| EXERCISE INSTRUCTIONS |
Each line that follows should be printed again exactly as it stands.

| EXTRACTED INFORMATION |
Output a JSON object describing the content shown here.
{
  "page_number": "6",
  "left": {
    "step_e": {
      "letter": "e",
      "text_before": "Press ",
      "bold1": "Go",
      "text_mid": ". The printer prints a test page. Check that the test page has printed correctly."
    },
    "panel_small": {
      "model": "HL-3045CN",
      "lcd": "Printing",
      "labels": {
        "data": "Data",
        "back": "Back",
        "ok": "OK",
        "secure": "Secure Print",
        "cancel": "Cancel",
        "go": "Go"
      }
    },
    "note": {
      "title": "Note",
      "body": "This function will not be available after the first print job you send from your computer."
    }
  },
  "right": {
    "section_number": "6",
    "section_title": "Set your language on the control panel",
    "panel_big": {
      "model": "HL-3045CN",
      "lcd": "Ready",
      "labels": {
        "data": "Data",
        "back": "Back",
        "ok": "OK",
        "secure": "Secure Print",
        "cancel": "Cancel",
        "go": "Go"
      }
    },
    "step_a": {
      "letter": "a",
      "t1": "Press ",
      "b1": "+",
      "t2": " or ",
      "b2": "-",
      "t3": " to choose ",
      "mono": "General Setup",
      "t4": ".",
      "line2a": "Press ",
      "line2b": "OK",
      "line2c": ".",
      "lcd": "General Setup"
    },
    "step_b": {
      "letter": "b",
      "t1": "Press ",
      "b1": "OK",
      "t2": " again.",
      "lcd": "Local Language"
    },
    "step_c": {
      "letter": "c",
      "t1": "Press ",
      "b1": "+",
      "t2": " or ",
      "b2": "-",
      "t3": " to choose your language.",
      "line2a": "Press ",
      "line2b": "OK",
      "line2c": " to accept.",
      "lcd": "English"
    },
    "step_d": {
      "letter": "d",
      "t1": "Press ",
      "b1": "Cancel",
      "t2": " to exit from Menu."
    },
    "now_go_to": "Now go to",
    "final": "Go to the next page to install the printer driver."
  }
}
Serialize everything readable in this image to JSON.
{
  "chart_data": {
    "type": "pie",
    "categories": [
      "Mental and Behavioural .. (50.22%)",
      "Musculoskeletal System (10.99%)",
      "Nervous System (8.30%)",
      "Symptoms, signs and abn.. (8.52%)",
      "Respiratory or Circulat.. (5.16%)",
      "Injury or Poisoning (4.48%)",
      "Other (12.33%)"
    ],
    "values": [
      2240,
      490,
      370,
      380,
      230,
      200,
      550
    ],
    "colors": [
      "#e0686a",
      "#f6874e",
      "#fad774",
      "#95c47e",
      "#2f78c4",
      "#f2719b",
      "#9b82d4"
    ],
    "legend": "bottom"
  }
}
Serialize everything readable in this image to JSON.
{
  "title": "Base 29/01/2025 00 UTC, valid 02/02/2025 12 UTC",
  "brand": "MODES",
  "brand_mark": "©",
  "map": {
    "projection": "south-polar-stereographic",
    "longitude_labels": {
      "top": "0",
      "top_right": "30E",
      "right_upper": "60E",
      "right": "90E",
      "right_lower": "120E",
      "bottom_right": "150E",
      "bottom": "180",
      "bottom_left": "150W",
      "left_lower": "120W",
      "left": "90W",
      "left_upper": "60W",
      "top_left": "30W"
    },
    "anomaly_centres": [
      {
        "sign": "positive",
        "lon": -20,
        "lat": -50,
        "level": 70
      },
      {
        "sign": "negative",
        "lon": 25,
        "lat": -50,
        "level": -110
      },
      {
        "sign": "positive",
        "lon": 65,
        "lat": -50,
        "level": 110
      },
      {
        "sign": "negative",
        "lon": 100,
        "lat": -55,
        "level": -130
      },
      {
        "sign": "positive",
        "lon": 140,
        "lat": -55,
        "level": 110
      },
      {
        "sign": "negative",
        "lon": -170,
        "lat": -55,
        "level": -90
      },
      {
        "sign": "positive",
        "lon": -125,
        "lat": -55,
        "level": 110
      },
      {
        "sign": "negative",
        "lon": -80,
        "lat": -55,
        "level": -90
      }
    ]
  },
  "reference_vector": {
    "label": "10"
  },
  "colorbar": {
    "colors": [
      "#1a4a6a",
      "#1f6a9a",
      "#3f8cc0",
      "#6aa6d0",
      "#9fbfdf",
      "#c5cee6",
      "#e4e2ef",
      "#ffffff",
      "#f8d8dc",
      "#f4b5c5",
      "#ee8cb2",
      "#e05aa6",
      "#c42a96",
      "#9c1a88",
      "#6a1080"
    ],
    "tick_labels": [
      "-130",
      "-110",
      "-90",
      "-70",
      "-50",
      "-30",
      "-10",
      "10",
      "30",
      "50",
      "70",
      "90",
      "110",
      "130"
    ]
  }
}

| THE COMPLETED TASK |
Output a JSON object describing the content shown here.
{
  "page_number": "6",
  "left": {
    "step_e": {
      "letter": "e",
      "text_before": "Press ",
      "bold1": "Go",
      "text_mid": ". The printer prints a test page. Check that the test page has printed correctly."
    },
    "panel_small": {
      "model": "HL-3045CN",
      "lcd": "Printing",
      "labels": {
        "data": "Data",
        "back": "Back",
        "ok": "OK",
        "secure": "Secure Print",
        "cancel": "Cancel",
        "go": "Go"
      }
    },
    "note": {
      "title": "Note",
      "body": "This function will not be available after the first print job you send from your computer."
    }
  },
  "right": {
    "section_number": "6",
    "section_title": "Set your language on the control panel",
    "panel_big": {
      "model": "HL-3045CN",
      "lcd": "Ready",
      "labels": {
        "data": "Data",
        "back": "Back",
        "ok": "OK",
        "secure": "Secure Print",
        "cancel": "Cancel",
        "go": "Go"
      }
    },
    "step_a": {
      "letter": "a",
      "t1": "Press ",
      "b1": "+",
      "t2": " or ",
      "b2": "-",
      "t3": " to choose ",
      "mono": "General Setup",
      "t4": ".",
      "line2a": "Press ",
      "line2b": "OK",
      "line2c": ".",
      "lcd": "General Setup"
    },
    "step_b": {
      "letter": "b",
      "t1": "Press ",
      "b1": "OK",
      "t2": " again.",
      "lcd": "Local Language"
    },
    "step_c": {
      "letter": "c",
      "t1": "Press ",
      "b1": "+",
      "t2": " or ",
      "b2": "-",
      "t3": " to choose your language.",
      "line2a": "Press ",
      "line2b": "OK",
      "line2c": " to accept.",
      "lcd": "English"
    },
    "step_d": {
      "letter": "d",
      "t1": "Press ",
      "b1": "Cancel",
      "t2": " to exit from Menu."
    },
    "now_go_to": "Now go to",
    "final": "Go to the next page to install the printer driver."
  }
}
Serialize everything readable in this image to JSON.
{
  "chart_data": {
    "type": "pie",
    "categories": [
      "Mental and Behavioural .. (50.22%)",
      "Musculoskeletal System (10.99%)",
      "Nervous System (8.30%)",
      "Symptoms, signs and abn.. (8.52%)",
      "Respiratory or Circulat.. (5.16%)",
      "Injury or Poisoning (4.48%)",
      "Other (12.33%)"
    ],
    "values": [
      2240,
      490,
      370,
      380,
      230,
      200,
      550
    ],
    "colors": [
      "#e0686a",
      "#f6874e",
      "#fad774",
      "#95c47e",
      "#2f78c4",
      "#f2719b",
      "#9b82d4"
    ],
    "legend": "bottom"
  }
}
Serialize everything readable in this image to JSON.
{
  "title": "Base 29/01/2025 00 UTC, valid 02/02/2025 12 UTC",
  "brand": "MODES",
  "brand_mark": "©",
  "map": {
    "projection": "south-polar-stereographic",
    "longitude_labels": {
      "top": "0",
      "top_right": "30E",
      "right_upper": "60E",
      "right": "90E",
      "right_lower": "120E",
      "bottom_right": "150E",
      "bottom": "180",
      "bottom_left": "150W",
      "left_lower": "120W",
      "left": "90W",
      "left_upper": "60W",
      "top_left": "30W"
    },
    "anomaly_centres": [
      {
        "sign": "positive",
        "lon": -20,
        "lat": -50,
        "level": 70
      },
      {
        "sign": "negative",
        "lon": 25,
        "lat": -50,
        "level": -110
      },
      {
        "sign": "positive",
        "lon": 65,
        "lat": -50,
        "level": 110
      },
      {
        "sign": "negative",
        "lon": 100,
        "lat": -55,
        "level": -130
      },
      {
        "sign": "positive",
        "lon": 140,
        "lat": -55,
        "level": 110
      },
      {
        "sign": "negative",
        "lon": -170,
        "lat": -55,
        "level": -90
      },
      {
        "sign": "positive",
        "lon": -125,
        "lat": -55,
        "level": 110
      },
      {
        "sign": "negative",
        "lon": -80,
        "lat": -55,
        "level": -90
      }
    ]
  },
  "reference_vector": {
    "label": "10"
  },
  "colorbar": {
    "colors": [
      "#1a4a6a",
      "#1f6a9a",
      "#3f8cc0",
      "#6aa6d0",
      "#9fbfdf",
      "#c5cee6",
      "#e4e2ef",
      "#ffffff",
      "#f8d8dc",
      "#f4b5c5",
      "#ee8cb2",
      "#e05aa6",
      "#c42a96",
      "#9c1a88",
      "#6a1080"
    ],
    "tick_labels": [
      "-130",
      "-110",
      "-90",
      "-70",
      "-50",
      "-30",
      "-10",
      "10",
      "30",
      "50",
      "70",
      "90",
      "110",
      "130"
    ]
  }
}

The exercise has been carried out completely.